═══ Records for this task

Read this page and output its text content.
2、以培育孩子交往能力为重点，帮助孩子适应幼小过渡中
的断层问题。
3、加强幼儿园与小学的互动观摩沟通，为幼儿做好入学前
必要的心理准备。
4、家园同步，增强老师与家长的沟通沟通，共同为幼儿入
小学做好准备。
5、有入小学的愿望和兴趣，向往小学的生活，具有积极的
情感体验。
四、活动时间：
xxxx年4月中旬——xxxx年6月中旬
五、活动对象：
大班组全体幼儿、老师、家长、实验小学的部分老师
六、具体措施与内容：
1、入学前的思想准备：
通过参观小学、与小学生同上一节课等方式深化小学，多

══════

* [What the task asks]:
Go through the records above and set each one down exactly, please.

* [Reply]:
Read this page and output its text content.
2、以培育孩子交往能力为重点，帮助孩子适应幼小过渡中
的断层问题。
3、加强幼儿园与小学的互动观摩沟通，为幼儿做好入学前
必要的心理准备。
4、家园同步，增强老师与家长的沟通沟通，共同为幼儿入
小学做好准备。
5、有入小学的愿望和兴趣，向往小学的生活，具有积极的
情感体验。
四、活动时间：
xxxx年4月中旬——xxxx年6月中旬
五、活动对象：
大班组全体幼儿、老师、家长、实验小学的部分老师
六、具体措施与内容：
1、入学前的思想准备：
通过参观小学、与小学生同上一节课等方式深化小学，多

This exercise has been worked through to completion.